**Given instruction:** Say how many lines hold the string "from", and nothing more.

--- begin Records for this task ---

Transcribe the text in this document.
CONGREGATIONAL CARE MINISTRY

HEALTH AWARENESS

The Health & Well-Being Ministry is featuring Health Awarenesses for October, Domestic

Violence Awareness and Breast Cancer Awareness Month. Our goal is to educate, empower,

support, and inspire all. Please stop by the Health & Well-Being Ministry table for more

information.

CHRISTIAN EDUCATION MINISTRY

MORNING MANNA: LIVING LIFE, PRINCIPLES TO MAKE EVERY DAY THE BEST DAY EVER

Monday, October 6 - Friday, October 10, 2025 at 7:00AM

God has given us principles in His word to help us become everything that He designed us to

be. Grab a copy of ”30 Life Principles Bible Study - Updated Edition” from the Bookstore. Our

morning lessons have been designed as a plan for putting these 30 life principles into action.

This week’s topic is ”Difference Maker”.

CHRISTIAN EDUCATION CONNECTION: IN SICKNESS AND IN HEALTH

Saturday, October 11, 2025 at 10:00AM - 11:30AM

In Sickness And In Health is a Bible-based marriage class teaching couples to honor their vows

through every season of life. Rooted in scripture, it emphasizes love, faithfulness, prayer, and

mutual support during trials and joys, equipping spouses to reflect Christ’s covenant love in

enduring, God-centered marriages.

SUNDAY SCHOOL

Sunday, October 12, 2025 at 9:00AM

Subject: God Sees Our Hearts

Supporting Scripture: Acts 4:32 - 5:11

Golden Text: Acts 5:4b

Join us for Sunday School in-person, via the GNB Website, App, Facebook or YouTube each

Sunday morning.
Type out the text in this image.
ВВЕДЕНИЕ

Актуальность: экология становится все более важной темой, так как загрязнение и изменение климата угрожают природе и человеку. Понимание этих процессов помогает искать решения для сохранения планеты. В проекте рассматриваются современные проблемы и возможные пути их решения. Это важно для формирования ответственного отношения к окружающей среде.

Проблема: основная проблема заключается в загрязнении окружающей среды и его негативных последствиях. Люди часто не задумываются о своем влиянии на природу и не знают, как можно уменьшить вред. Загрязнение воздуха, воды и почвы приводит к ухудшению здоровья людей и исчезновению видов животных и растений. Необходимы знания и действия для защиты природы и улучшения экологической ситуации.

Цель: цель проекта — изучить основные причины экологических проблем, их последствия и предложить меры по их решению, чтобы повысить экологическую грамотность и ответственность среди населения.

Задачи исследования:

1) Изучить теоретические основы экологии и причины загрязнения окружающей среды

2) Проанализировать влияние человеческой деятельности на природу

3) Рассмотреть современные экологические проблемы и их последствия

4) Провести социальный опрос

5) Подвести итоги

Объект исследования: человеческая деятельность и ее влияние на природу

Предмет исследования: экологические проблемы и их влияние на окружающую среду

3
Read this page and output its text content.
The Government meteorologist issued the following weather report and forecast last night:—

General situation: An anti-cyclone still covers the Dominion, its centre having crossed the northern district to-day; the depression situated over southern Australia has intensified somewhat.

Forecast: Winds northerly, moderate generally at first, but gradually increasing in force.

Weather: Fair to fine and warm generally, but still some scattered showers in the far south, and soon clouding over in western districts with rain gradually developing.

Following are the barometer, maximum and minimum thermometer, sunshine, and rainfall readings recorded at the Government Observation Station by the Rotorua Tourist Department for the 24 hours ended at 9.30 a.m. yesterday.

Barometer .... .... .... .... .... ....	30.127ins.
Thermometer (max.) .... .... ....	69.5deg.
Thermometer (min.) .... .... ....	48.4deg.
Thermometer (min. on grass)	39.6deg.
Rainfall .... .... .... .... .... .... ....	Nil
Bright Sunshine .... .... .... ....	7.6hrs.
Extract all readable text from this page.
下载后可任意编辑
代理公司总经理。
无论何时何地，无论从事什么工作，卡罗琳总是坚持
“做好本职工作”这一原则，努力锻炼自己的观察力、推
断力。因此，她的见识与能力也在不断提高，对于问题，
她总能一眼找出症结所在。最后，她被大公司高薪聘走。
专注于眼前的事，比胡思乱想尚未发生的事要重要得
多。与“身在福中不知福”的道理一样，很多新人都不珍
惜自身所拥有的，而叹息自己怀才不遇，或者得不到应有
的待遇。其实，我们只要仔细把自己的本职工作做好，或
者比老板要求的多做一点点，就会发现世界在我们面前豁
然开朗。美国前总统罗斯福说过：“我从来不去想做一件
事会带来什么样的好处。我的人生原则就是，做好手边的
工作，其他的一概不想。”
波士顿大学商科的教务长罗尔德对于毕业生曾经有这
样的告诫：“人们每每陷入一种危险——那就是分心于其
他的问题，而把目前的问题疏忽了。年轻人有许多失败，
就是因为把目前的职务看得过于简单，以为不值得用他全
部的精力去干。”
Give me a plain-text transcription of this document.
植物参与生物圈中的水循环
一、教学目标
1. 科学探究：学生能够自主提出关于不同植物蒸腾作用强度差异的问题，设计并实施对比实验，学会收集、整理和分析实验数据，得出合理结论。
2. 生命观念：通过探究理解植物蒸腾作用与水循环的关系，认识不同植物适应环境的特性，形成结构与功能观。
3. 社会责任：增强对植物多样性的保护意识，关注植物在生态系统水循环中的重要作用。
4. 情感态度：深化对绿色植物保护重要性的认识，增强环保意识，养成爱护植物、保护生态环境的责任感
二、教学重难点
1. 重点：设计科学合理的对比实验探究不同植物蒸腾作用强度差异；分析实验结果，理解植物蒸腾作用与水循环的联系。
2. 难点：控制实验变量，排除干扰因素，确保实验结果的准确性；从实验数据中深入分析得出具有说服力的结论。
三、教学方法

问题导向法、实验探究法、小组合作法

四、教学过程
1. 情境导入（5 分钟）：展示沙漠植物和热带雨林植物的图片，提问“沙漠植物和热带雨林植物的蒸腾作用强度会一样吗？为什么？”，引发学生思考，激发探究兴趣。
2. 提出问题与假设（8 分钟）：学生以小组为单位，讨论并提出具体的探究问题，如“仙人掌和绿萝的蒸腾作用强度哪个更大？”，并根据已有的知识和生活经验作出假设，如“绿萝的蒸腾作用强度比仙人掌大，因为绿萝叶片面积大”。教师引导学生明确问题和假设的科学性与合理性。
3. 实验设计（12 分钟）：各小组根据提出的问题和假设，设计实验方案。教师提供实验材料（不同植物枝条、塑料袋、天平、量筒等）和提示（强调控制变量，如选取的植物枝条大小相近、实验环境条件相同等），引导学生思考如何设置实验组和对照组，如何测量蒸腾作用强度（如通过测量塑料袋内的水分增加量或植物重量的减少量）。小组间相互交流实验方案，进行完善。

--- end Records for this task ---

**Answer:** 2